Saved entries
--------------------

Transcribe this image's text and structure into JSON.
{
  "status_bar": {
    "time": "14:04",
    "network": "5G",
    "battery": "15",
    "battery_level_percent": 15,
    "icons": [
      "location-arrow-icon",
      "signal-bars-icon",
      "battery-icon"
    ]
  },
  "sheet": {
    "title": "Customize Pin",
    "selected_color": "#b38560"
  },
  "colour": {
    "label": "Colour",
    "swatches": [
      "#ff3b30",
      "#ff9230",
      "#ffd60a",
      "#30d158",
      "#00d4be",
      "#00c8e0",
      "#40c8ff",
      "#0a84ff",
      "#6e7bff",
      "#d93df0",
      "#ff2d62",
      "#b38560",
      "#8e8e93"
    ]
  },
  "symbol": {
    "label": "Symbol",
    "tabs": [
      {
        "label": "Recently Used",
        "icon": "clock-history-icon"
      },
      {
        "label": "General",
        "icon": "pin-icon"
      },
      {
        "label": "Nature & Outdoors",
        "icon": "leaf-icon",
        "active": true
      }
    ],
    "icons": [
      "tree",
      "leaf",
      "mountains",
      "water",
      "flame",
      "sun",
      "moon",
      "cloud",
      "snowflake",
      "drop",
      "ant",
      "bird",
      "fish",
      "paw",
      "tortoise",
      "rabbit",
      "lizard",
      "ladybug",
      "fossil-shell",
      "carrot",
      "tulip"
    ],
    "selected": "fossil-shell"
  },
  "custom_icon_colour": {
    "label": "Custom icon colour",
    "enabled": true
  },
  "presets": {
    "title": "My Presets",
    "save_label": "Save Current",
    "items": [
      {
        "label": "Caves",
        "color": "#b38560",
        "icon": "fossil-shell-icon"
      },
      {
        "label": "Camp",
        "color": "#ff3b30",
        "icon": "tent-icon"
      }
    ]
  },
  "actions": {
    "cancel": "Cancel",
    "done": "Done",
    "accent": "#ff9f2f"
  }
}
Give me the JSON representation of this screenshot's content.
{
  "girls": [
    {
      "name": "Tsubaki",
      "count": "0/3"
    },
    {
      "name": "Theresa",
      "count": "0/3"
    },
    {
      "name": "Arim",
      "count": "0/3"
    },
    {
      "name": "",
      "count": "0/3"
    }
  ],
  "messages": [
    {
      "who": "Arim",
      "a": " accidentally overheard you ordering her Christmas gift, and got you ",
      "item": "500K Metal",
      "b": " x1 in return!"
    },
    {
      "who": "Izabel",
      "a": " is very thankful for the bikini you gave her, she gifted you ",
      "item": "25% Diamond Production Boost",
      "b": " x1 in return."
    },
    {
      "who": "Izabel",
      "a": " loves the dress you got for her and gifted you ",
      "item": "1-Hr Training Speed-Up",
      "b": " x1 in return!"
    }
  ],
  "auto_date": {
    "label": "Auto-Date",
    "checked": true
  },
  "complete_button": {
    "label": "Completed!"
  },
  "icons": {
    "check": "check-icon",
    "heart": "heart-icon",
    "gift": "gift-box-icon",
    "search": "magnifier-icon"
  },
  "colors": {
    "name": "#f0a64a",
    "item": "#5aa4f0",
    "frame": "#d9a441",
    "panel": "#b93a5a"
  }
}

--------------------

_Given instruction_:
Using the material above, print every entry exactly as written.

_Written response_:
Transcribe this image's text and structure into JSON.
{
  "status_bar": {
    "time": "14:04",
    "network": "5G",
    "battery": "15",
    "battery_level_percent": 15,
    "icons": [
      "location-arrow-icon",
      "signal-bars-icon",
      "battery-icon"
    ]
  },
  "sheet": {
    "title": "Customize Pin",
    "selected_color": "#b38560"
  },
  "colour": {
    "label": "Colour",
    "swatches": [
      "#ff3b30",
      "#ff9230",
      "#ffd60a",
      "#30d158",
      "#00d4be",
      "#00c8e0",
      "#40c8ff",
      "#0a84ff",
      "#6e7bff",
      "#d93df0",
      "#ff2d62",
      "#b38560",
      "#8e8e93"
    ]
  },
  "symbol": {
    "label": "Symbol",
    "tabs": [
      {
        "label": "Recently Used",
        "icon": "clock-history-icon"
      },
      {
        "label": "General",
        "icon": "pin-icon"
      },
      {
        "label": "Nature & Outdoors",
        "icon": "leaf-icon",
        "active": true
      }
    ],
    "icons": [
      "tree",
      "leaf",
      "mountains",
      "water",
      "flame",
      "sun",
      "moon",
      "cloud",
      "snowflake",
      "drop",
      "ant",
      "bird",
      "fish",
      "paw",
      "tortoise",
      "rabbit",
      "lizard",
      "ladybug",
      "fossil-shell",
      "carrot",
      "tulip"
    ],
    "selected": "fossil-shell"
  },
  "custom_icon_colour": {
    "label": "Custom icon colour",
    "enabled": true
  },
  "presets": {
    "title": "My Presets",
    "save_label": "Save Current",
    "items": [
      {
        "label": "Caves",
        "color": "#b38560",
        "icon": "fossil-shell-icon"
      },
      {
        "label": "Camp",
        "color": "#ff3b30",
        "icon": "tent-icon"
      }
    ]
  },
  "actions": {
    "cancel": "Cancel",
    "done": "Done",
    "accent": "#ff9f2f"
  }
}
Give me the JSON representation of this screenshot's content.
{
  "girls": [
    {
      "name": "Tsubaki",
      "count": "0/3"
    },
    {
      "name": "Theresa",
      "count": "0/3"
    },
    {
      "name": "Arim",
      "count": "0/3"
    },
    {
      "name": "",
      "count": "0/3"
    }
  ],
  "messages": [
    {
      "who": "Arim",
      "a": " accidentally overheard you ordering her Christmas gift, and got you ",
      "item": "500K Metal",
      "b": " x1 in return!"
    },
    {
      "who": "Izabel",
      "a": " is very thankful for the bikini you gave her, she gifted you ",
      "item": "25% Diamond Production Boost",
      "b": " x1 in return."
    },
    {
      "who": "Izabel",
      "a": " loves the dress you got for her and gifted you ",
      "item": "1-Hr Training Speed-Up",
      "b": " x1 in return!"
    }
  ],
  "auto_date": {
    "label": "Auto-Date",
    "checked": true
  },
  "complete_button": {
    "label": "Completed!"
  },
  "icons": {
    "check": "check-icon",
    "heart": "heart-icon",
    "gift": "gift-box-icon",
    "search": "magnifier-icon"
  },
  "colors": {
    "name": "#f0a64a",
    "item": "#5aa4f0",
    "frame": "#d9a441",
    "panel": "#b93a5a"
  }
}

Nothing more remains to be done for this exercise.